* [Instructions for the task] Can you give only the records starting with the line with "porosity-header: 孔隙度/% [285, 74, 405, 107]" and going on through the line with "closed-fracture-marker [788, 911, 808, 932]", changing "depth-tick-label" to "depth-axis-label" and leaving everything else unchanged?

__________________________________________________

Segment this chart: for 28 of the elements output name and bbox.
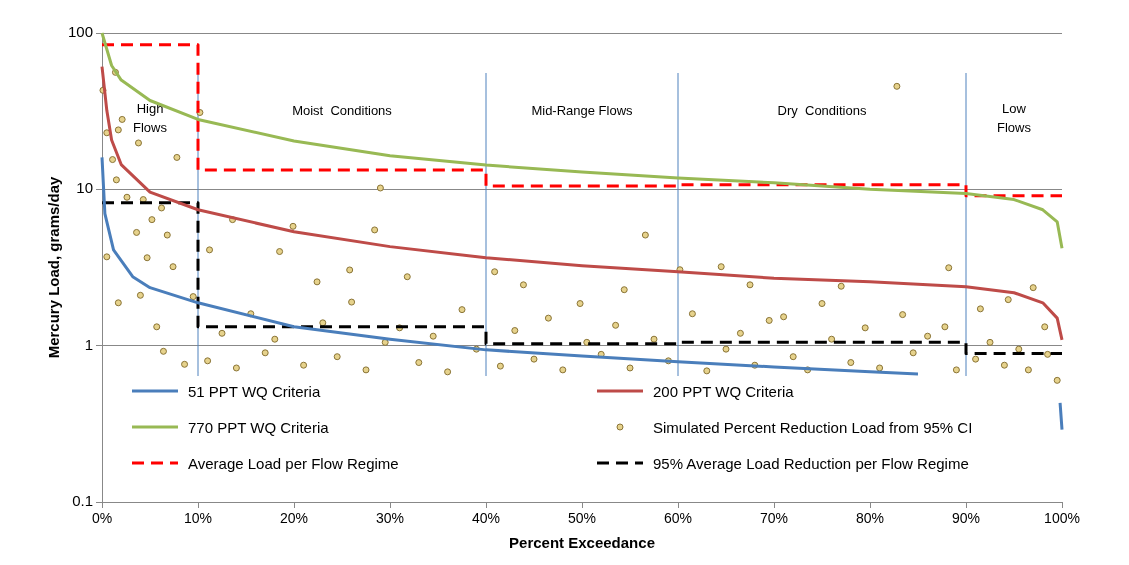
x-tick-label: 70% [759, 510, 789, 527]
legend-label: 770 PPT WQ Criteria [188, 418, 329, 436]
y-axis-title: Mercury Load, grams/day [45, 175, 63, 359]
legend-label: Average Load per Flow Regime [188, 454, 399, 472]
x-tick-label: 90% [951, 510, 981, 527]
annotation: Dry Conditions [777, 102, 867, 118]
x-tick-label: 100% [1044, 510, 1080, 527]
x-tick-label: 50% [567, 510, 597, 527]
x-tick-label: 60% [663, 510, 693, 527]
legend-label: 200 PPT WQ Criteria [653, 382, 794, 400]
legend-label: Simulated Percent Reduction Load from 95% CI [653, 418, 973, 436]
annotation: High Flows [133, 100, 168, 135]
annotation: Moist Conditions [292, 102, 393, 118]
legend-label: 51 PPT WQ Criteria [188, 382, 321, 400]
x-tick-label: 0% [91, 510, 113, 527]
x-tick-label: 10% [183, 510, 213, 527]
annotation: Low Flows [997, 100, 1032, 135]
y-tick-label: 10 [76, 179, 93, 197]
legend-label: 95% Average Load Reduction per Flow Regime [653, 454, 969, 472]
x-axis-title: Percent Exceedance [509, 534, 655, 552]
x-tick-label: 80% [855, 510, 885, 527]
x-tick-label: 20% [279, 510, 309, 527]
annotation: Mid-Range Flows [531, 102, 634, 118]
x-tick-label: 30% [375, 510, 405, 527]
y-tick-label: 100 [67, 23, 93, 41]
x-tick-label: 40% [471, 510, 501, 527]
y-tick-label: 0.1 [72, 492, 93, 510]
y-tick-label: 1 [84, 335, 93, 353]
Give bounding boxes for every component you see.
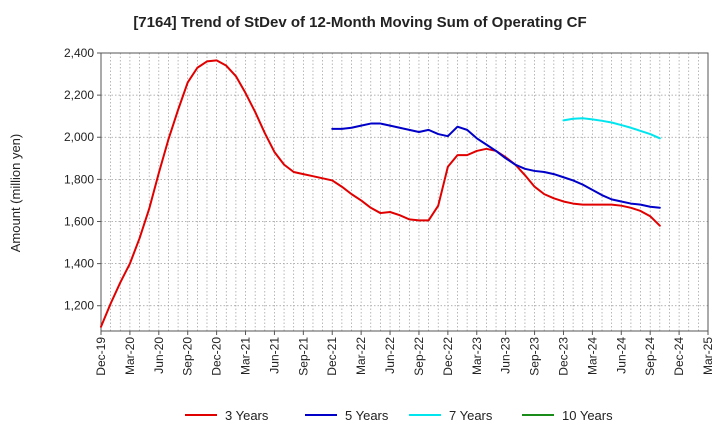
x-tick-label: Mar-21 xyxy=(239,337,253,375)
legend: 3 Years 5 Years 7 Years 10 Years xyxy=(185,408,613,423)
plot-background xyxy=(101,53,708,331)
legend-label: 3 Years xyxy=(225,408,269,423)
x-tick-label: Mar-23 xyxy=(470,337,484,375)
x-tick-label: Mar-20 xyxy=(123,337,137,375)
x-tick-label: Sep-20 xyxy=(181,337,195,376)
chart-title: [7164] Trend of StDev of 12-Month Moving… xyxy=(133,14,586,31)
x-tick-label: Jun-22 xyxy=(383,337,397,374)
legend-label: 5 Years xyxy=(345,408,389,423)
x-tick-label: Mar-24 xyxy=(585,337,599,375)
x-tick-label: Mar-22 xyxy=(354,337,368,375)
x-tick-label: Sep-23 xyxy=(528,337,542,376)
x-tick-label: Dec-24 xyxy=(672,337,686,376)
grid-layer xyxy=(100,52,709,331)
x-tick-label: Jun-21 xyxy=(267,337,281,374)
y-tick-label: 2,000 xyxy=(64,130,94,144)
y-tick-label: 2,400 xyxy=(64,46,94,60)
x-tick-label: Dec-19 xyxy=(94,337,108,376)
plot-frame xyxy=(100,52,709,332)
y-tick-label: 1,800 xyxy=(64,172,94,186)
legend-label: 7 Years xyxy=(449,408,493,423)
x-tick-label: Jun-24 xyxy=(614,337,628,374)
x-tick-label: Dec-22 xyxy=(441,337,455,376)
y-axis-label: Amount (million yen) xyxy=(8,134,23,253)
x-tick-label: Jun-20 xyxy=(152,337,166,374)
x-tick-label: Dec-23 xyxy=(556,337,570,376)
y-tick-label: 1,400 xyxy=(64,257,94,271)
x-tick-label: Jun-23 xyxy=(499,337,513,374)
series-line-5-years xyxy=(331,122,661,209)
y-tick-label: 1,200 xyxy=(64,299,94,313)
y-tick-label: 2,200 xyxy=(64,88,94,102)
y-tick-label: 1,600 xyxy=(64,214,94,228)
series-line-3-years xyxy=(100,59,661,328)
series-layer xyxy=(100,59,661,328)
axes-layer: 1,200 1,400 1,600 1,800 2,000 2,200 2,400 Dec-1… xyxy=(64,46,715,376)
x-tick-label: Sep-21 xyxy=(296,337,310,376)
x-tick-label: Mar-25 xyxy=(701,337,715,375)
x-tick-label: Sep-24 xyxy=(643,337,657,376)
x-tick-label: Dec-20 xyxy=(210,337,224,376)
legend-label: 10 Years xyxy=(562,408,613,423)
x-tick-label: Dec-21 xyxy=(325,337,339,376)
x-tick-label: Sep-22 xyxy=(412,337,426,376)
series-line-7-years xyxy=(562,117,661,140)
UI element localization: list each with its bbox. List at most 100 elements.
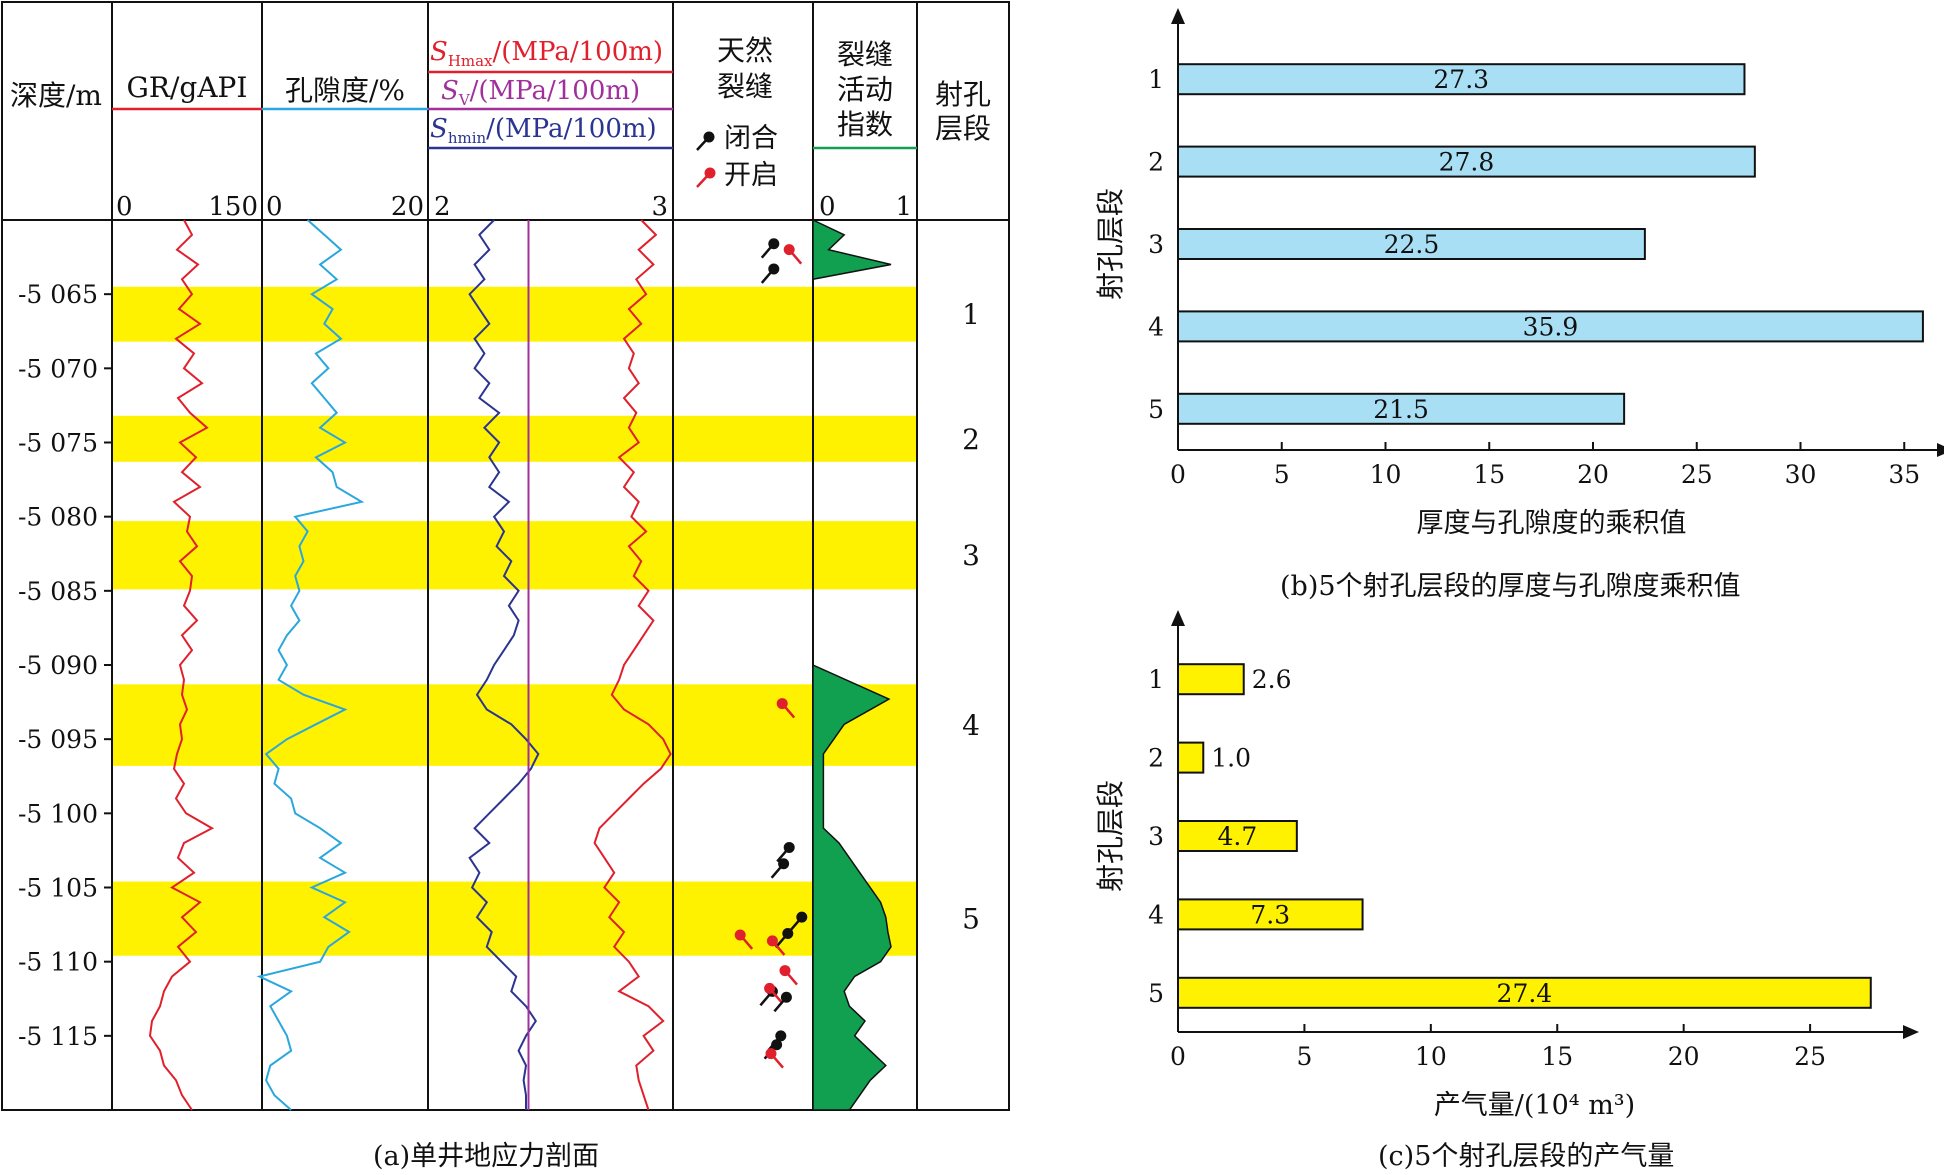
porosity-header: 孔隙度/% [285, 74, 405, 107]
x-axis-title: 厚度与孔隙度的乘积值 [1417, 508, 1687, 539]
fracture-markers [734, 238, 808, 1069]
category-label: 3 [1148, 822, 1164, 851]
bar-value-label: 7.3 [1250, 900, 1290, 929]
perforation-band [112, 521, 917, 590]
x-tick-label: 25 [1681, 460, 1713, 489]
svg-text:Shmin/(MPa/100m): Shmin/(MPa/100m) [430, 114, 657, 147]
shmax-legend: SHmax/(MPa/100m) [428, 37, 673, 74]
bar-value-label: 27.8 [1439, 148, 1495, 177]
depth-tick-label: -5 105 [18, 874, 98, 903]
open-fracture-marker [776, 698, 796, 719]
perforation-band [112, 684, 917, 766]
bar [1177, 976, 1872, 1009]
depth-tick-label: -5 075 [18, 429, 98, 458]
stress-max-label: 3 [651, 192, 668, 222]
caption-a: (a)单井地应力剖面 [373, 1141, 600, 1172]
x-tick-label: 0 [1170, 460, 1186, 489]
closed-fracture-marker [776, 841, 795, 863]
perforation-label: 5 [962, 903, 980, 936]
depth-tick-label: -5 070 [18, 354, 98, 383]
x-axis-arrow [1903, 1025, 1919, 1039]
category-label: 4 [1148, 900, 1164, 929]
porosity-curve [256, 219, 365, 1111]
open-fracture-legend: 开启 [696, 160, 778, 191]
activity-header-line1: 裂缝 [837, 38, 893, 71]
depth-tick-label: -5 085 [18, 577, 98, 606]
closed-fracture-marker [788, 911, 808, 932]
x-tick-label: 15 [1473, 460, 1505, 489]
perforation-label: 1 [962, 298, 980, 331]
closed-fracture-marker [773, 991, 792, 1013]
activity-max-label: 1 [895, 192, 912, 222]
sv-legend: SV/(MPa/100m) [428, 76, 673, 111]
category-label: 1 [1148, 65, 1164, 94]
thickness-porosity-chart: 0 5 10 15 20 25 30 35 1 27.3 2 27.8 3 22.5 4 35.9 5 21.5 厚… [1094, 8, 1944, 539]
gr-curve [148, 219, 215, 1111]
x-tick-label: 5 [1296, 1042, 1312, 1071]
svg-text:闭合: 闭合 [724, 123, 778, 154]
depth-tick-label: -5 100 [18, 799, 98, 828]
perforation-label: 2 [962, 423, 980, 456]
x-axis-arrow [1937, 443, 1944, 457]
gr-header: GR/gAPI [127, 71, 248, 104]
x-tick-label: 20 [1577, 460, 1609, 489]
stress-min-label: 2 [434, 192, 451, 222]
porosity-min-label: 0 [266, 192, 283, 222]
gr-min-label: 0 [116, 192, 133, 222]
depth-tick-label: -5 090 [18, 651, 98, 680]
category-label: 5 [1148, 395, 1164, 424]
fracture-header-line1: 天然 [717, 34, 773, 67]
bar [1177, 392, 1626, 425]
open-fracture-marker [765, 1048, 784, 1069]
closed-fracture-marker [760, 263, 780, 284]
bar [1177, 145, 1756, 178]
shmin-curve [468, 219, 540, 1110]
bar-value-label: 21.5 [1373, 395, 1429, 424]
x-axis-title: 产气量/(10⁴ m³) [1434, 1090, 1635, 1121]
log-frame [1, 1, 1010, 1111]
svg-text:SHmax/(MPa/100m): SHmax/(MPa/100m) [430, 37, 663, 70]
y-axis-arrow [1171, 8, 1185, 24]
perforation-label: 4 [962, 709, 980, 742]
bar-value-label: 22.5 [1384, 230, 1440, 259]
perforation-band [112, 286, 917, 342]
depth-tick-label: -5 095 [18, 725, 98, 754]
bar [1177, 663, 1245, 696]
bar-value-label: 1.0 [1211, 744, 1251, 773]
x-tick-label: 10 [1415, 1042, 1447, 1071]
x-tick-label: 25 [1794, 1042, 1826, 1071]
depth-tick-label: -5 065 [18, 280, 98, 309]
x-tick-label: 10 [1370, 460, 1402, 489]
y-axis-title: 射孔层段 [1094, 188, 1127, 300]
activity-min-label: 0 [819, 192, 836, 222]
closed-fracture-marker [770, 858, 790, 879]
depth-tick-label: -5 080 [18, 503, 98, 532]
perforation-label: 3 [962, 539, 980, 572]
closed-fracture-marker [760, 238, 780, 259]
bar [1177, 63, 1746, 96]
bar [1177, 310, 1924, 343]
closed-fracture-legend: 闭合 [696, 123, 778, 154]
open-fracture-marker [783, 244, 803, 265]
activity-header-line3: 指数 [837, 108, 893, 141]
category-label: 2 [1148, 148, 1164, 177]
perf-header-line1: 射孔 [935, 78, 991, 111]
caption-c: (c)5个射孔层段的产气量 [1378, 1141, 1675, 1172]
bar-value-label: 4.7 [1218, 822, 1258, 851]
depth-axis: -5 065 -5 070 -5 075 -5 080 -5 085 -5 090 -5 0… [18, 280, 112, 1051]
bar-value-label: 35.9 [1523, 312, 1579, 341]
y-axis-title: 射孔层段 [1094, 780, 1127, 892]
open-fracture-marker [779, 965, 798, 986]
category-label: 1 [1148, 665, 1164, 694]
perf-header-line2: 层段 [935, 112, 991, 145]
fracture-header-line2: 裂缝 [717, 70, 773, 103]
bar [1177, 898, 1364, 931]
gr-max-label: 150 [208, 192, 258, 222]
category-label: 3 [1148, 230, 1164, 259]
perforation-bands [112, 286, 917, 956]
x-tick-label: 0 [1170, 1042, 1186, 1071]
perforation-band [112, 415, 917, 462]
depth-tick-label: -5 115 [18, 1022, 98, 1051]
perforation-band [112, 881, 917, 956]
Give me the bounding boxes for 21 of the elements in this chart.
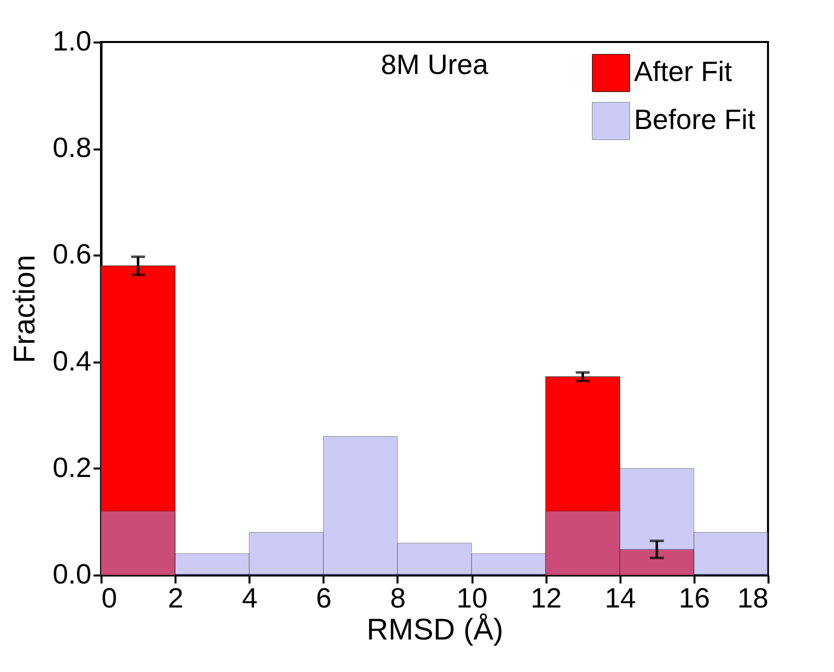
x-tick-label: 2 [168, 582, 184, 614]
x-tick-label: 10 [456, 582, 488, 614]
legend-label: Before Fit [634, 104, 756, 135]
y-tick-label: 0.8 [52, 132, 92, 164]
x-tick-label: 16 [678, 582, 710, 614]
chart-title: 8M Urea [380, 49, 489, 80]
y-tick-label: 0.0 [52, 558, 92, 590]
x-tick-label: 0 [102, 582, 118, 614]
y-tick-label: 0.2 [52, 452, 92, 483]
x-tick-label: 6 [316, 582, 332, 614]
x-tick-label: 14 [604, 582, 636, 614]
y-axis-title: Fraction [8, 254, 42, 364]
x-tick-label: 12 [530, 582, 562, 614]
y-tick-label: 0.6 [52, 238, 92, 270]
x-tick-label: 18 [737, 582, 768, 614]
x-tick-label: 4 [242, 582, 258, 614]
x-tick-label: 8 [390, 582, 406, 614]
y-tick-label: 0.4 [52, 345, 92, 376]
x-axis-title: RMSD (Å) [366, 612, 504, 646]
legend-label: After Fit [634, 56, 732, 87]
y-tick-label: 1.0 [52, 26, 92, 56]
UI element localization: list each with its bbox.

__________________________________________________

* [Expected answer]
porosity-header: 孔隙度/% [285, 74, 405, 107]
x-axis-title: 厚度与孔隙度的乘积值 [1417, 508, 1687, 539]
fracture-markers [734, 238, 808, 1069]
category-label: 3 [1148, 822, 1164, 851]
bar-value-label: 7.3 [1250, 900, 1290, 929]
perforation-band [112, 521, 917, 590]
x-tick-label: 25 [1681, 460, 1713, 489]
svg-text:Shmin/(MPa/100m): Shmin/(MPa/100m) [430, 114, 657, 147]
shmax-legend: SHmax/(MPa/100m) [428, 37, 673, 74]
bar-value-label: 27.8 [1439, 148, 1495, 177]
depth-axis-label: -5 105 [18, 874, 98, 903]
open-fracture-marker [776, 698, 796, 719]
perforation-band [112, 684, 917, 766]
bar [1177, 976, 1872, 1009]
depth-axis-label: -5 075 [18, 429, 98, 458]
stress-max-label: 3 [651, 192, 668, 222]
caption-a: (a)单井地应力剖面 [373, 1141, 600, 1172]
x-tick-label: 0 [1170, 460, 1186, 489]
closed-fracture-marker [776, 841, 795, 863]
perforation-label: 5 [962, 903, 980, 936]
depth-axis-label: -5 070 [18, 354, 98, 383]
x-axis-arrow [1903, 1025, 1919, 1039]
category-label: 4 [1148, 900, 1164, 929]
porosity-curve [256, 219, 365, 1111]
open-fracture-legend: 开启 [696, 160, 778, 191]
activity-header-line1: 裂缝 [837, 38, 893, 71]
depth-axis-label: -5 085 [18, 577, 98, 606]
closed-fracture-marker [788, 911, 808, 932]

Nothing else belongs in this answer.